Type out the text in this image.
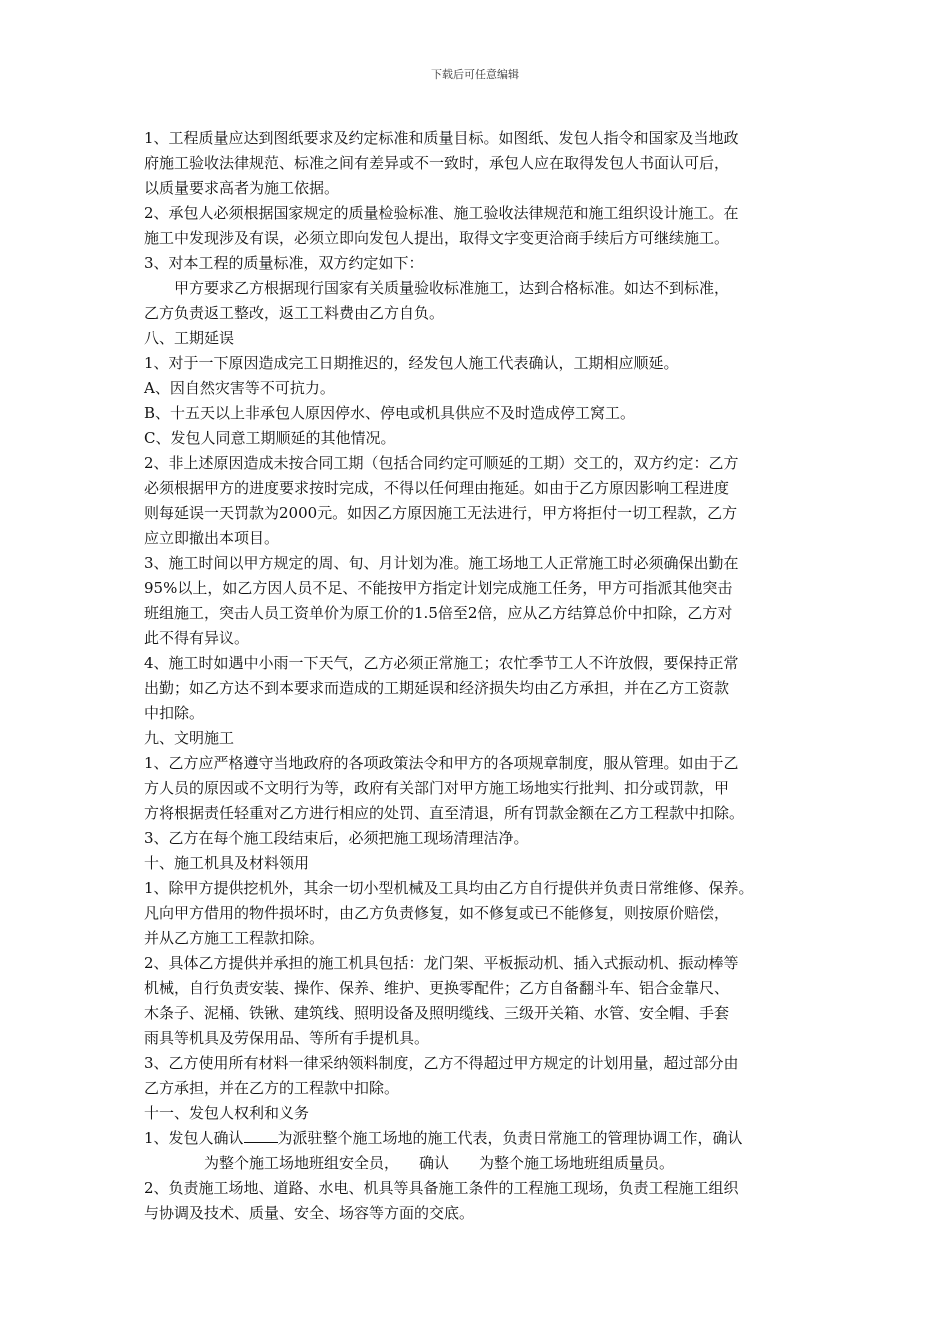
下载后可任意编辑

1、工程质量应达到图纸要求及约定标准和质量目标。如图纸、发包人指令和国家及当地政

府施工验收法律规范、标准之间有差异或不一致时，承包人应在取得发包人书面认可后，

以质量要求高者为施工依据。

2、承包人必须根据国家规定的质量检验标准、施工验收法律规范和施工组织设计施工。在

施工中发现涉及有误，必须立即向发包人提出，取得文字变更洽商手续后方可继续施工。

3、对本工程的质量标准，双方约定如下：

甲方要求乙方根据现行国家有关质量验收标准施工，达到合格标准。如达不到标准，

乙方负责返工整改，返工工料费由乙方自负。

八、工期延误

1、对于一下原因造成完工日期推迟的，经发包人施工代表确认，工期相应顺延。

A、因自然灾害等不可抗力。

B、十五天以上非承包人原因停水、停电或机具供应不及时造成停工窝工。

C、发包人同意工期顺延的其他情况。

2、非上述原因造成未按合同工期（包括合同约定可顺延的工期）交工的，双方约定：乙方

必须根据甲方的进度要求按时完成，不得以任何理由拖延。如由于乙方原因影响工程进度

则每延误一天罚款为2000元。如因乙方原因施工无法进行，甲方将拒付一切工程款，乙方

应立即撤出本项目。

3、施工时间以甲方规定的周、旬、月计划为准。施工场地工人正常施工时必须确保出勤在

95%以上，如乙方因人员不足、不能按甲方指定计划完成施工任务，甲方可指派其他突击

班组施工，突击人员工资单价为原工价的1.5倍至2倍，应从乙方结算总价中扣除，乙方对

此不得有异议。

4、施工时如遇中小雨一下天气，乙方必须正常施工；农忙季节工人不许放假，要保持正常

出勤；如乙方达不到本要求而造成的工期延误和经济损失均由乙方承担，并在乙方工资款

中扣除。

九、文明施工

1、乙方应严格遵守当地政府的各项政策法令和甲方的各项规章制度，服从管理。如由于乙

方人员的原因或不文明行为等，政府有关部门对甲方施工场地实行批判、扣分或罚款，甲

方将根据责任轻重对乙方进行相应的处罚、直至清退，所有罚款金额在乙方工程款中扣除。

3、乙方在每个施工段结束后，必须把施工现场清理洁净。

十、施工机具及材料领用

1、除甲方提供挖机外，其余一切小型机械及工具均由乙方自行提供并负责日常维修、保养。

凡向甲方借用的物件损坏时，由乙方负责修复，如不修复或已不能修复，则按原价赔偿，

并从乙方施工工程款扣除。

2、具体乙方提供并承担的施工机具包括：龙门架、平板振动机、插入式振动机、振动棒等

机械，自行负责安装、操作、保养、维护、更换零配件；乙方自备翻斗车、铝合金靠尺、

木条子、泥桶、铁锹、建筑线、照明设备及照明缆线、三级开关箱、水管、安全帽、手套

雨具等机具及劳保用品、等所有手提机具。

3、乙方使用所有材料一律采纳领料制度，乙方不得超过甲方规定的计划用量，超过部分由

乙方承担，并在乙方的工程款中扣除。

十一、发包人权利和义务

1、发包人确认 为派驻整个施工场地的施工代表，负责日常施工的管理协调工作，确认

为整个施工场地班组安全员， 确认 为整个施工场地班组质量员。

2、负责施工场地、道路、水电、机具等具备施工条件的工程施工现场，负责工程施工组织

与协调及技术、质量、安全、场容等方面的交底。
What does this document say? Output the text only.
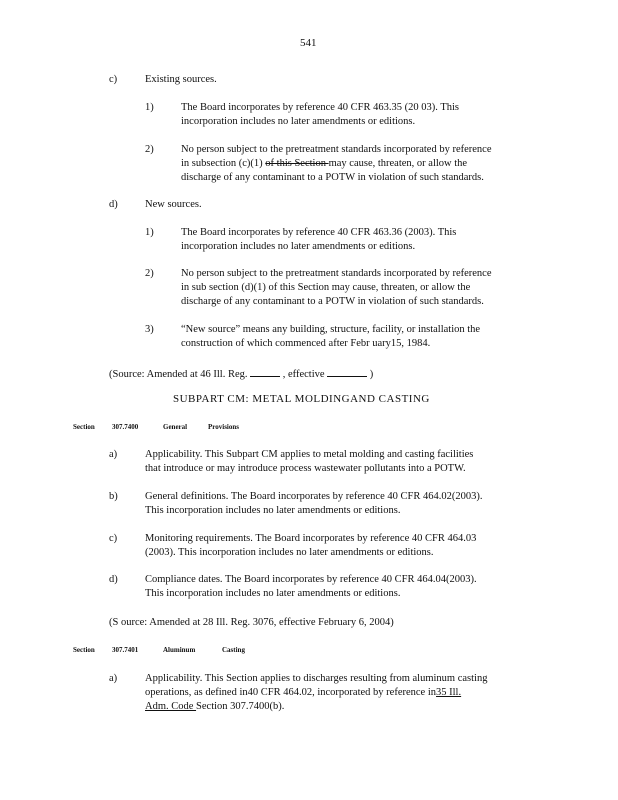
541
c)	Existing sources.
1)	The Board incorporates by reference 40 CFR 463.35 (20 03). This
incorporation includes no later amendments or editions.
2)	No person subject to the pretreatment standards incorporated by reference
in subsection (c)(1) of this Section may cause, threaten, or allow the
discharge of any contaminant to a POTW in violation of such standards.
d)	New sources.
1)	The Board incorporates by reference 40 CFR 463.36 (2003). This
incorporation includes no later amendments or editions.
2)	No person subject to the pretreatment standards incorporated by reference
in sub section (d)(1) of this Section may cause, threaten, or allow the
discharge of any contaminant to a POTW in violation of such standards.
3)	“New source” means any building, structure, facility, or installation the
construction of which commenced after Febr uary15, 1984.
(Source: Amended at 46 Ill. Reg.	, effective	)
SUBPART CM: METAL MOLDINGAND CASTING
Section 307.7400	General	Provisions
a)	Applicability. This Subpart CM applies to metal molding and casting facilities
that introduce or may introduce process wastewater pollutants into a POTW.
b)	General definitions. The Board incorporates by reference 40 CFR 464.02(2003).
This incorporation includes no later amendments or editions.
c)	Monitoring requirements. The Board incorporates by reference 40 CFR 464.03
(2003). This incorporation includes no later amendments or editions.
d)	Compliance dates. The Board incorporates by reference 40 CFR 464.04(2003).
This incorporation includes no later amendments or editions.
(S ource: Amended at 28 Ill. Reg. 3076, effective February 6, 2004)
Section 307.7401	Aluminum	Casting
a)	Applicability. This Section applies to discharges resulting from aluminum casting
operations, as defined in40 CFR 464.02, incorporated by reference in35 Ill.
Adm. Code Section 307.7400(b).
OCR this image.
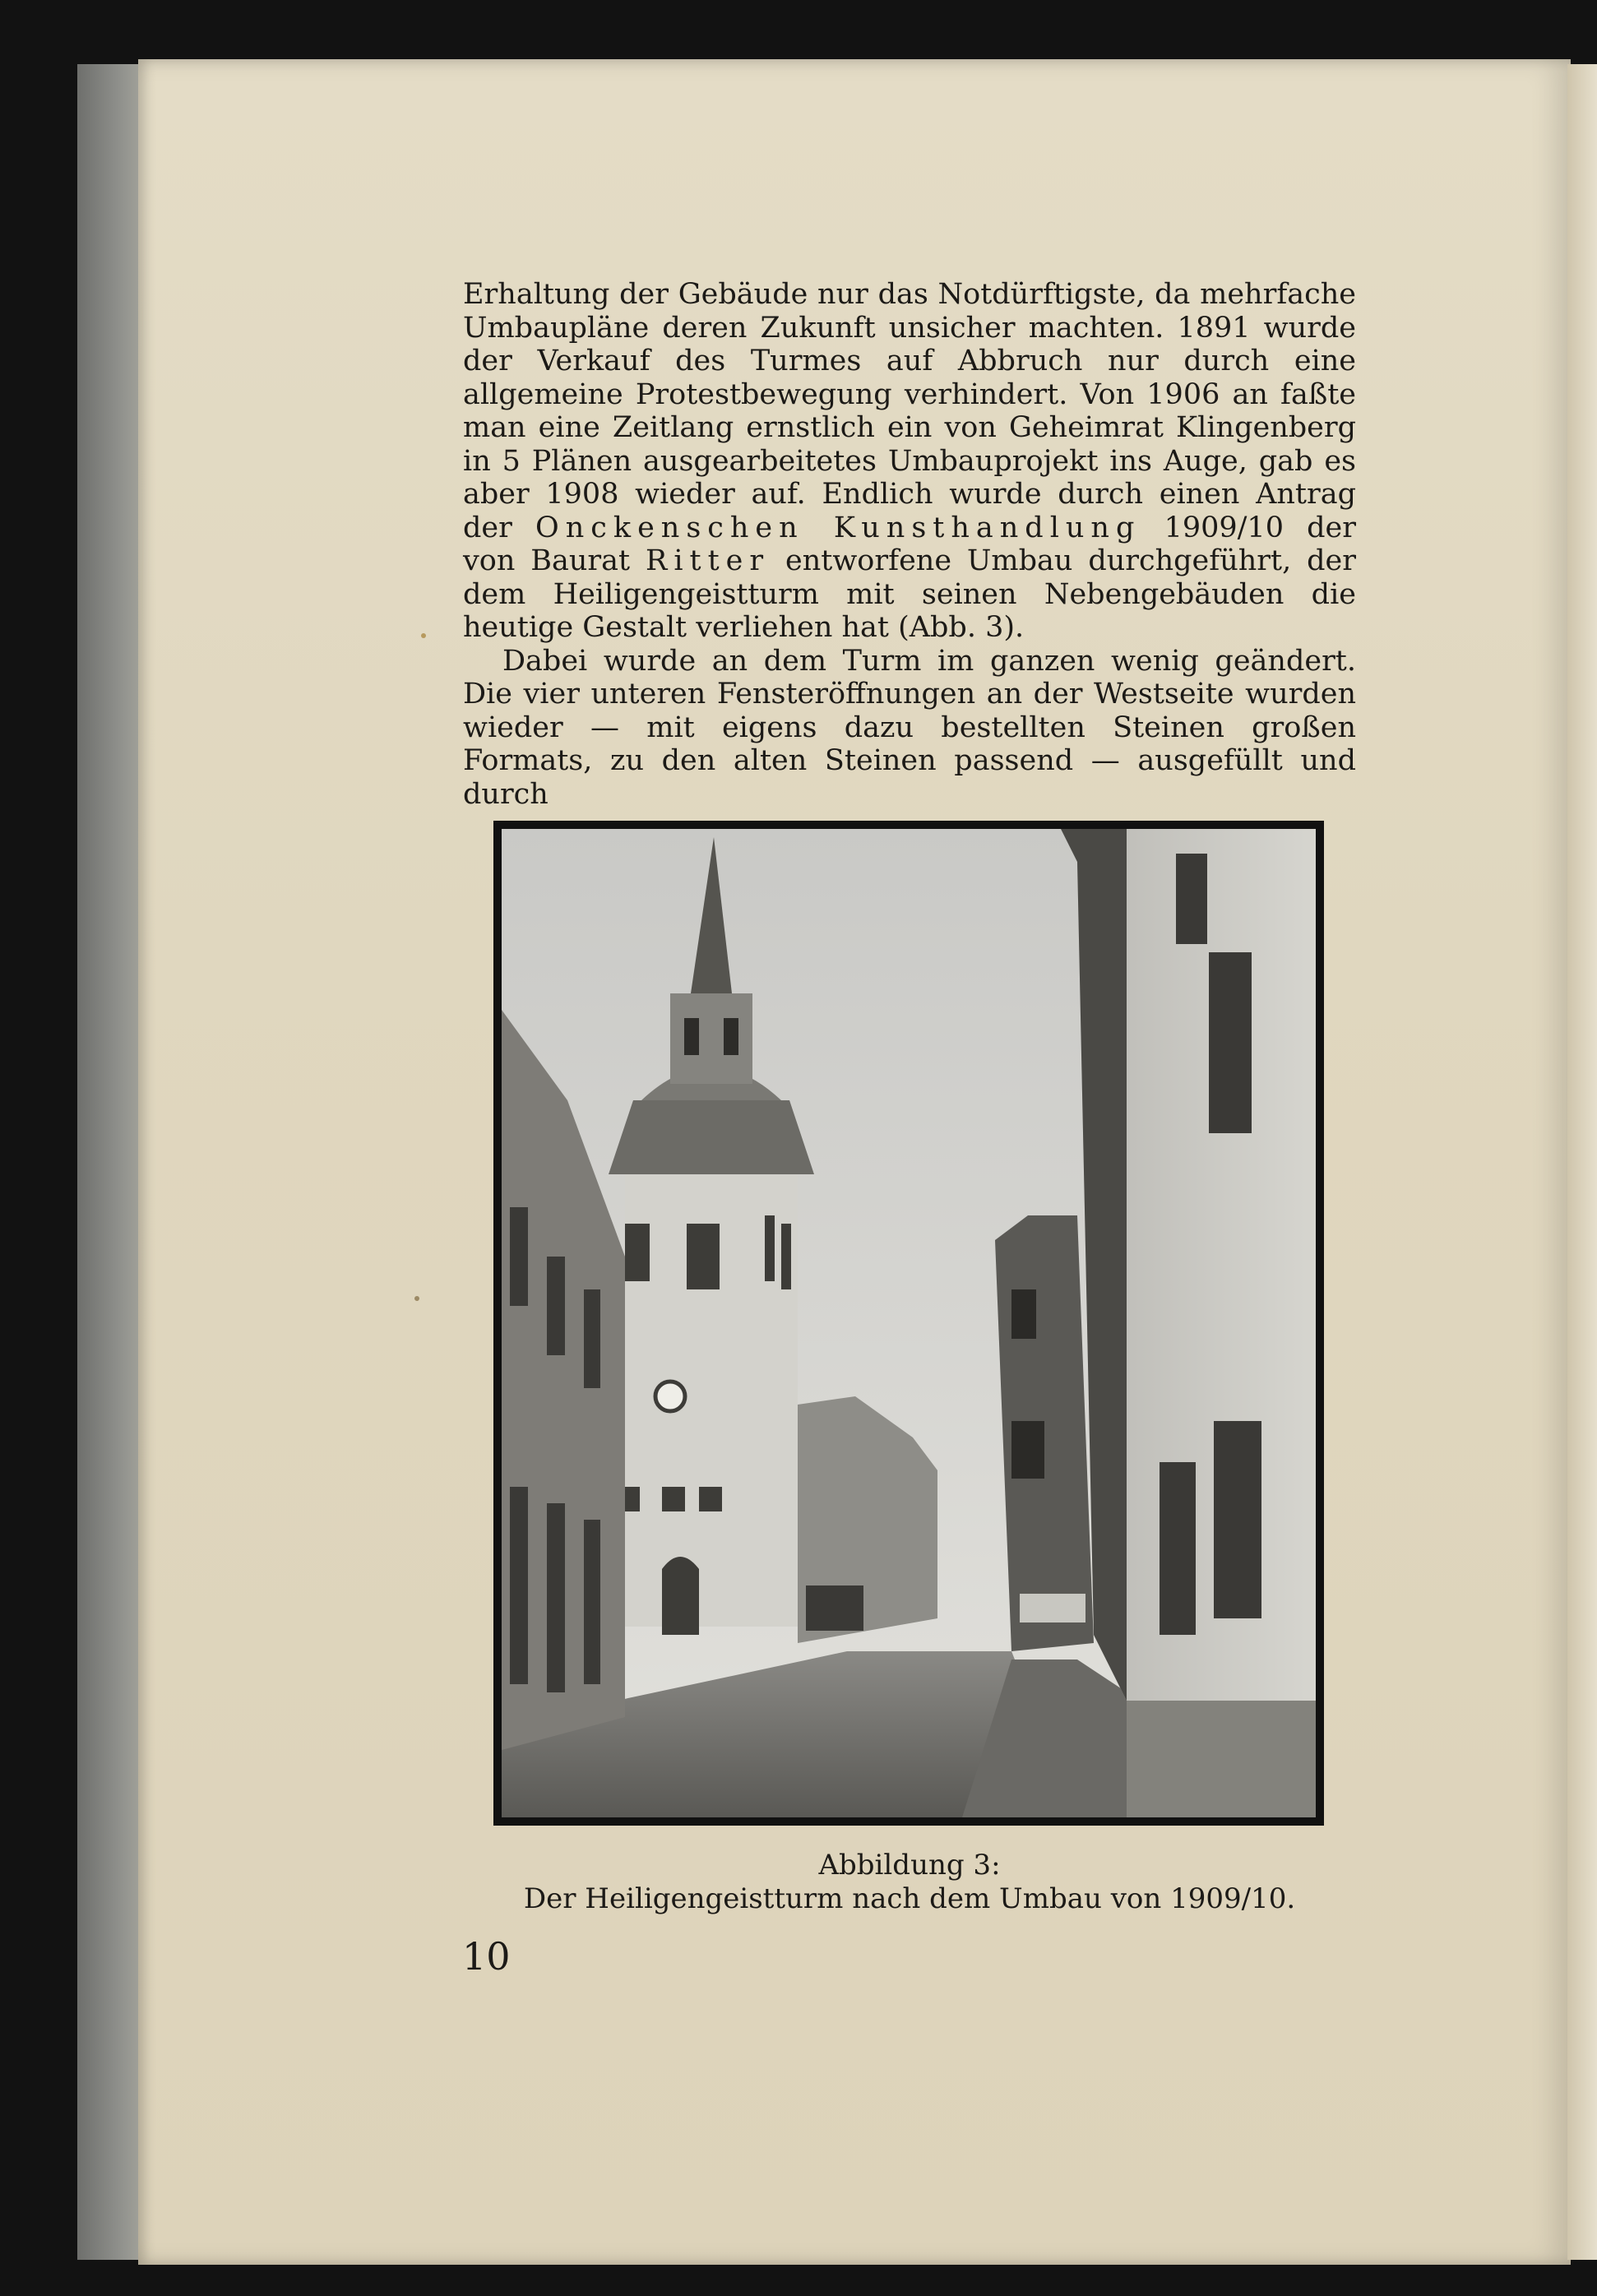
Erhaltung der Gebäude nur das Notdürftigste, da mehrfache Umbaupläne deren Zukunft unsicher machten. 1891 wurde der Verkauf des Turmes auf Abbruch nur durch eine allgemeine Protestbewegung verhindert. Von 1906 an faßte man eine Zeitlang ernstlich ein von Geheimrat Klingenberg in 5 Plänen ausgearbeitetes Umbauprojekt ins Auge, gab es aber 1908 wieder auf. Endlich wurde durch einen Antrag der Onckenschen Kunsthandlung 1909/10 der von Baurat Ritter entworfene Umbau durchgeführt, der dem Heiligengeistturm mit seinen Nebengebäuden die heutige Gestalt verliehen hat (Abb. 3).

Dabei wurde an dem Turm im ganzen wenig geändert. Die vier unteren Fensteröffnungen an der Westseite wurden wieder — mit eigens dazu bestellten Steinen großen Formats, zu den alten Steinen passend — ausgefüllt und durch

Abbildung 3:
Der Heiligengeistturm nach dem Umbau von 1909/10.
10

========================

Starting at the line that contains "OCR this image.", retype each line through the final one in the listing, with both ends kept and the pictures omitted.

OCR this image.
Erhaltung der Gebäude nur das Notdürftigste, da mehrfache Umbaupläne deren Zukunft unsicher machten. 1891 wurde der Verkauf des Turmes auf Abbruch nur durch eine allgemeine Protestbewegung verhindert. Von 1906 an faßte man eine Zeitlang ernstlich ein von Geheimrat Klingenberg in 5 Plänen ausgearbeitetes Umbauprojekt ins Auge, gab es aber 1908 wieder auf. Endlich wurde durch einen Antrag der Onckenschen Kunsthandlung 1909/10 der von Baurat Ritter entworfene Umbau durchgeführt, der dem Heiligengeistturm mit seinen Nebengebäuden die heutige Gestalt verliehen hat (Abb. 3).

Dabei wurde an dem Turm im ganzen wenig geändert. Die vier unteren Fensteröffnungen an der Westseite wurden wieder — mit eigens dazu bestellten Steinen großen Formats, zu den alten Steinen passend — ausgefüllt und durch

Abbildung 3:
Der Heiligengeistturm nach dem Umbau von 1909/10.
10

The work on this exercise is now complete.